WHAT IS ASKED
Quote all of the data below exactly, please.

ENTRIES SUPPLIED
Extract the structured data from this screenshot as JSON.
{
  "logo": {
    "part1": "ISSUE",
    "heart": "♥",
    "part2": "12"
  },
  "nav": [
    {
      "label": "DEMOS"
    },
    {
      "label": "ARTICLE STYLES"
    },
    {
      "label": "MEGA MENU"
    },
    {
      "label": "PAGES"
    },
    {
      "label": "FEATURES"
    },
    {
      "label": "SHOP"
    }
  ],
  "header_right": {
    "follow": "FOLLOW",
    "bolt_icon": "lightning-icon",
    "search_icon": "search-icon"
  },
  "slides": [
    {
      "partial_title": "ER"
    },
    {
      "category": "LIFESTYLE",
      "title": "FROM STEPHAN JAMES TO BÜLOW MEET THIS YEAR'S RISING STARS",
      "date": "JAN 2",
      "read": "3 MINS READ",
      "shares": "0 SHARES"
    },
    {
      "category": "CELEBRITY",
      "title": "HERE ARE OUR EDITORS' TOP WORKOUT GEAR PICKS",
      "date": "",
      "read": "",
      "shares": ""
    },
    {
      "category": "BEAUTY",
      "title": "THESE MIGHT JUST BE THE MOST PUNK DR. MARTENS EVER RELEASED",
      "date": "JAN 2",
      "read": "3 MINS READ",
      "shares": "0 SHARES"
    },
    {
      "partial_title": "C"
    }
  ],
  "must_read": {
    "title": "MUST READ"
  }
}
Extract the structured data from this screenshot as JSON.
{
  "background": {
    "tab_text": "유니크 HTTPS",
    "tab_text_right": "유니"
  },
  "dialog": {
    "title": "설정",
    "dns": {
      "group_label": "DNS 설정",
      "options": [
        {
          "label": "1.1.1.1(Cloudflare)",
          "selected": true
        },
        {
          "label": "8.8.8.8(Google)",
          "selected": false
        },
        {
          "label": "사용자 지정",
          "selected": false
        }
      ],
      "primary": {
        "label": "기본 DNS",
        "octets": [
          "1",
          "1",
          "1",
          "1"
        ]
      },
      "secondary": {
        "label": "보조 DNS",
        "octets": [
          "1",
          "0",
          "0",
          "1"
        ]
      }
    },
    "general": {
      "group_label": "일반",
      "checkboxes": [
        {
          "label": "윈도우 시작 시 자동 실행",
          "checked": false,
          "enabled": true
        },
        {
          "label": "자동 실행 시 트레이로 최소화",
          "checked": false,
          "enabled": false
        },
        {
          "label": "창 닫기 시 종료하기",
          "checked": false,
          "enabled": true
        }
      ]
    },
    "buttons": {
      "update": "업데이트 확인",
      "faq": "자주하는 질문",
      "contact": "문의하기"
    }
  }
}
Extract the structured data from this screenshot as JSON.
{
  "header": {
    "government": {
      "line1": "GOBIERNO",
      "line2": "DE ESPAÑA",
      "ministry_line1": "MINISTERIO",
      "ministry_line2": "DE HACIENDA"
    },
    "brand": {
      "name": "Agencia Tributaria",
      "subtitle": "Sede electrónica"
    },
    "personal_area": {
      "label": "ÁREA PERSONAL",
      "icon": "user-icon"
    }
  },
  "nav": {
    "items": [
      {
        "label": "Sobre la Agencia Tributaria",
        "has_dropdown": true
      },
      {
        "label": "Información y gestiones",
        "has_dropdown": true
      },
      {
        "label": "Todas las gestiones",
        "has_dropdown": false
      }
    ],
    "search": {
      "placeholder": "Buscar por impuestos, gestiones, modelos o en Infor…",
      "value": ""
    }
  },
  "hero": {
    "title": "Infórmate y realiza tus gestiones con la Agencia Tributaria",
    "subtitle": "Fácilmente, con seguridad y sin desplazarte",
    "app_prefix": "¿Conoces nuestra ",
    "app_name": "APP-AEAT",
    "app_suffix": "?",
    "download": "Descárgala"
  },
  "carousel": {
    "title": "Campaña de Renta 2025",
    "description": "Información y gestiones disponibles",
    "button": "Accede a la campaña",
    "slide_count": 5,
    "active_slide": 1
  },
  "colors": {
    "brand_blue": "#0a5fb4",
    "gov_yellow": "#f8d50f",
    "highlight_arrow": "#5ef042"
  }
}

FULL SOLUTION
Extract the structured data from this screenshot as JSON.
{
  "logo": {
    "part1": "ISSUE",
    "heart": "♥",
    "part2": "12"
  },
  "nav": [
    {
      "label": "DEMOS"
    },
    {
      "label": "ARTICLE STYLES"
    },
    {
      "label": "MEGA MENU"
    },
    {
      "label": "PAGES"
    },
    {
      "label": "FEATURES"
    },
    {
      "label": "SHOP"
    }
  ],
  "header_right": {
    "follow": "FOLLOW",
    "bolt_icon": "lightning-icon",
    "search_icon": "search-icon"
  },
  "slides": [
    {
      "partial_title": "ER"
    },
    {
      "category": "LIFESTYLE",
      "title": "FROM STEPHAN JAMES TO BÜLOW MEET THIS YEAR'S RISING STARS",
      "date": "JAN 2",
      "read": "3 MINS READ",
      "shares": "0 SHARES"
    },
    {
      "category": "CELEBRITY",
      "title": "HERE ARE OUR EDITORS' TOP WORKOUT GEAR PICKS",
      "date": "",
      "read": "",
      "shares": ""
    },
    {
      "category": "BEAUTY",
      "title": "THESE MIGHT JUST BE THE MOST PUNK DR. MARTENS EVER RELEASED",
      "date": "JAN 2",
      "read": "3 MINS READ",
      "shares": "0 SHARES"
    },
    {
      "partial_title": "C"
    }
  ],
  "must_read": {
    "title": "MUST READ"
  }
}
Extract the structured data from this screenshot as JSON.
{
  "background": {
    "tab_text": "유니크 HTTPS",
    "tab_text_right": "유니"
  },
  "dialog": {
    "title": "설정",
    "dns": {
      "group_label": "DNS 설정",
      "options": [
        {
          "label": "1.1.1.1(Cloudflare)",
          "selected": true
        },
        {
          "label": "8.8.8.8(Google)",
          "selected": false
        },
        {
          "label": "사용자 지정",
          "selected": false
        }
      ],
      "primary": {
        "label": "기본 DNS",
        "octets": [
          "1",
          "1",
          "1",
          "1"
        ]
      },
      "secondary": {
        "label": "보조 DNS",
        "octets": [
          "1",
          "0",
          "0",
          "1"
        ]
      }
    },
    "general": {
      "group_label": "일반",
      "checkboxes": [
        {
          "label": "윈도우 시작 시 자동 실행",
          "checked": false,
          "enabled": true
        },
        {
          "label": "자동 실행 시 트레이로 최소화",
          "checked": false,
          "enabled": false
        },
        {
          "label": "창 닫기 시 종료하기",
          "checked": false,
          "enabled": true
        }
      ]
    },
    "buttons": {
      "update": "업데이트 확인",
      "faq": "자주하는 질문",
      "contact": "문의하기"
    }
  }
}
Extract the structured data from this screenshot as JSON.
{
  "header": {
    "government": {
      "line1": "GOBIERNO",
      "line2": "DE ESPAÑA",
      "ministry_line1": "MINISTERIO",
      "ministry_line2": "DE HACIENDA"
    },
    "brand": {
      "name": "Agencia Tributaria",
      "subtitle": "Sede electrónica"
    },
    "personal_area": {
      "label": "ÁREA PERSONAL",
      "icon": "user-icon"
    }
  },
  "nav": {
    "items": [
      {
        "label": "Sobre la Agencia Tributaria",
        "has_dropdown": true
      },
      {
        "label": "Información y gestiones",
        "has_dropdown": true
      },
      {
        "label": "Todas las gestiones",
        "has_dropdown": false
      }
    ],
    "search": {
      "placeholder": "Buscar por impuestos, gestiones, modelos o en Infor…",
      "value": ""
    }
  },
  "hero": {
    "title": "Infórmate y realiza tus gestiones con la Agencia Tributaria",
    "subtitle": "Fácilmente, con seguridad y sin desplazarte",
    "app_prefix": "¿Conoces nuestra ",
    "app_name": "APP-AEAT",
    "app_suffix": "?",
    "download": "Descárgala"
  },
  "carousel": {
    "title": "Campaña de Renta 2025",
    "description": "Información y gestiones disponibles",
    "button": "Accede a la campaña",
    "slide_count": 5,
    "active_slide": 1
  },
  "colors": {
    "brand_blue": "#0a5fb4",
    "gov_yellow": "#f8d50f",
    "highlight_arrow": "#5ef042"
  }
}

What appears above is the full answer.